___ Dataset extract

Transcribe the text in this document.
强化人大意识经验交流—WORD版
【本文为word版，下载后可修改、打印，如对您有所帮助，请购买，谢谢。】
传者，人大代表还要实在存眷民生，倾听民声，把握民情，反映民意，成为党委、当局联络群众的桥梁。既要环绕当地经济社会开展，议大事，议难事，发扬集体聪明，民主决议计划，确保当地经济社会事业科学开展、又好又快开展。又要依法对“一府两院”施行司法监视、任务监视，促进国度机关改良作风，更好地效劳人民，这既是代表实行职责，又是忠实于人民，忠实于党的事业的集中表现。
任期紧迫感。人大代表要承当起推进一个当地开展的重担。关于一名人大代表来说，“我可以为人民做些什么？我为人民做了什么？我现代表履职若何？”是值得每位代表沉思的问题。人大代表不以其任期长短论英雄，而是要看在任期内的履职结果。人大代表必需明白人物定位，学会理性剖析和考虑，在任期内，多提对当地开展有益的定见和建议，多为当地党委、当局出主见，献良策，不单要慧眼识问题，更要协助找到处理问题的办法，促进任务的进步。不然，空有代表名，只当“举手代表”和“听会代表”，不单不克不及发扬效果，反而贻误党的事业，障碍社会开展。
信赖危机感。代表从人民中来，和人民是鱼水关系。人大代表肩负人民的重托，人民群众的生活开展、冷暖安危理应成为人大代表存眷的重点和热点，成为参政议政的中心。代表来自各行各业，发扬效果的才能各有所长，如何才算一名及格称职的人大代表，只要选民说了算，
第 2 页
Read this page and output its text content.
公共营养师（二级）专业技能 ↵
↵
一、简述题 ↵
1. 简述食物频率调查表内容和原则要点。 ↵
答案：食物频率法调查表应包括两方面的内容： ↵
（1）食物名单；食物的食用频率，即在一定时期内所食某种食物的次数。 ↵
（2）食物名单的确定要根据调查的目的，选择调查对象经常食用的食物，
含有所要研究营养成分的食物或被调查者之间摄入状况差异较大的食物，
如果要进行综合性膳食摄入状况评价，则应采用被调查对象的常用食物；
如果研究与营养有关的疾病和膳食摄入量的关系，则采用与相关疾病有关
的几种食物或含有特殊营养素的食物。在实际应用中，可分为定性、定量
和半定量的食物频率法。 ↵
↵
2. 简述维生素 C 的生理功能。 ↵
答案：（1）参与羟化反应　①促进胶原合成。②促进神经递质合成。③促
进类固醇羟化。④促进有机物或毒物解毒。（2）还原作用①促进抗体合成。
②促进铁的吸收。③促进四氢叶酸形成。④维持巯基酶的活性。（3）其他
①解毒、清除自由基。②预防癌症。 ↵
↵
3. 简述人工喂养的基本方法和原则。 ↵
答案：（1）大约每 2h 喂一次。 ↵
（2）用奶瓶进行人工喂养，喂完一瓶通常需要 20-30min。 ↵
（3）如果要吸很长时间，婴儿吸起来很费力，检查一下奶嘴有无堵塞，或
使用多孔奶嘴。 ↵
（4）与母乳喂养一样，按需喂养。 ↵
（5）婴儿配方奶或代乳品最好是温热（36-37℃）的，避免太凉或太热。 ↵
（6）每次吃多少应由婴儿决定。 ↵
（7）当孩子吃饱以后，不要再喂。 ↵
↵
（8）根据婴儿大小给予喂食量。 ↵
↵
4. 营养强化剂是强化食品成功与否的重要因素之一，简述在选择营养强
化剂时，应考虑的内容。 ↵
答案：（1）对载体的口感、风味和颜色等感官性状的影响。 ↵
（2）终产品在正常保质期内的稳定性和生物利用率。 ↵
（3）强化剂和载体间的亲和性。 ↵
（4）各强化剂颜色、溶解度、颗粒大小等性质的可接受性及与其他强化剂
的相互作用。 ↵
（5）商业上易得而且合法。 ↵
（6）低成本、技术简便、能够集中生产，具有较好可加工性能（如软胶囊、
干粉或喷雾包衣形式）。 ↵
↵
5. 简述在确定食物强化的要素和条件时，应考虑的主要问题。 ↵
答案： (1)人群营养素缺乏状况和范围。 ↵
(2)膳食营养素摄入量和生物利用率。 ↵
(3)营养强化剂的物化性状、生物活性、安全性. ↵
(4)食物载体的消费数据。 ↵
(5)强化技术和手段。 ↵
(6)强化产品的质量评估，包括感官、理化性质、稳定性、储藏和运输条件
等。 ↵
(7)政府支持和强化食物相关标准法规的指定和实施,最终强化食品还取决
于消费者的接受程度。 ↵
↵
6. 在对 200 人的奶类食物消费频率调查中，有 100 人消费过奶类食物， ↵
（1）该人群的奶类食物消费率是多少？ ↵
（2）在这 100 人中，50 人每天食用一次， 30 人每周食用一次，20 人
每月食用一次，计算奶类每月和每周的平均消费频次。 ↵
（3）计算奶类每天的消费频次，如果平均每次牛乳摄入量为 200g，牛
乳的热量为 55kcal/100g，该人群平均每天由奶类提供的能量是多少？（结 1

______

Find the word "this" in the entries, and copy every line it shows up in.

Transcribe the text in this document.
Read this page and output its text content.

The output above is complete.